Records for the exercise:

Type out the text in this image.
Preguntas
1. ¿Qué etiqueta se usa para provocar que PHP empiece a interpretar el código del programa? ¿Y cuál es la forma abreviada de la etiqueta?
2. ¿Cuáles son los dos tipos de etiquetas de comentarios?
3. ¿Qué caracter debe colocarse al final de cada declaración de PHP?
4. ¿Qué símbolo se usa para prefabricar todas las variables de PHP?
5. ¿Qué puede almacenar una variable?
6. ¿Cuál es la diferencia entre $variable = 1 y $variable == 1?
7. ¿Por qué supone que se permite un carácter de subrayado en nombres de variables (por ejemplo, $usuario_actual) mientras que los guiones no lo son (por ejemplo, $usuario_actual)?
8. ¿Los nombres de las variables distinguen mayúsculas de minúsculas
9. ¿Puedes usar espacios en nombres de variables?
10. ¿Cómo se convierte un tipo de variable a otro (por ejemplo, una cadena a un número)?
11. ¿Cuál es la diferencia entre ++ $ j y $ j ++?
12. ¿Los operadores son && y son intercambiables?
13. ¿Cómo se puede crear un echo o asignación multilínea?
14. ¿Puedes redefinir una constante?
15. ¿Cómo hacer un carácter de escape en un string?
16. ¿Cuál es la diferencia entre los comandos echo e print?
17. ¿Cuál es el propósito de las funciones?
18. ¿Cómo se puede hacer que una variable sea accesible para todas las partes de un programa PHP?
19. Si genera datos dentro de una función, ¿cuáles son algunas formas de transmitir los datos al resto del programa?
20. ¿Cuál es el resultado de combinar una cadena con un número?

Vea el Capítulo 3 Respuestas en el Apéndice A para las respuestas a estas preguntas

What needs to be done: Reproduce the full set of records precisely.

Output of the exercise:
Type out the text in this image.
Preguntas
1. ¿Qué etiqueta se usa para provocar que PHP empiece a interpretar el código del programa? ¿Y cuál es la forma abreviada de la etiqueta?
2. ¿Cuáles son los dos tipos de etiquetas de comentarios?
3. ¿Qué caracter debe colocarse al final de cada declaración de PHP?
4. ¿Qué símbolo se usa para prefabricar todas las variables de PHP?
5. ¿Qué puede almacenar una variable?
6. ¿Cuál es la diferencia entre $variable = 1 y $variable == 1?
7. ¿Por qué supone que se permite un carácter de subrayado en nombres de variables (por ejemplo, $usuario_actual) mientras que los guiones no lo son (por ejemplo, $usuario_actual)?
8. ¿Los nombres de las variables distinguen mayúsculas de minúsculas
9. ¿Puedes usar espacios en nombres de variables?
10. ¿Cómo se convierte un tipo de variable a otro (por ejemplo, una cadena a un número)?
11. ¿Cuál es la diferencia entre ++ $ j y $ j ++?
12. ¿Los operadores son && y son intercambiables?
13. ¿Cómo se puede crear un echo o asignación multilínea?
14. ¿Puedes redefinir una constante?
15. ¿Cómo hacer un carácter de escape en un string?
16. ¿Cuál es la diferencia entre los comandos echo e print?
17. ¿Cuál es el propósito de las funciones?
18. ¿Cómo se puede hacer que una variable sea accesible para todas las partes de un programa PHP?
19. Si genera datos dentro de una función, ¿cuáles son algunas formas de transmitir los datos al resto del programa?
20. ¿Cuál es el resultado de combinar una cadena con un número?

Vea el Capítulo 3 Respuestas en el Apéndice A para las respuestas a estas preguntas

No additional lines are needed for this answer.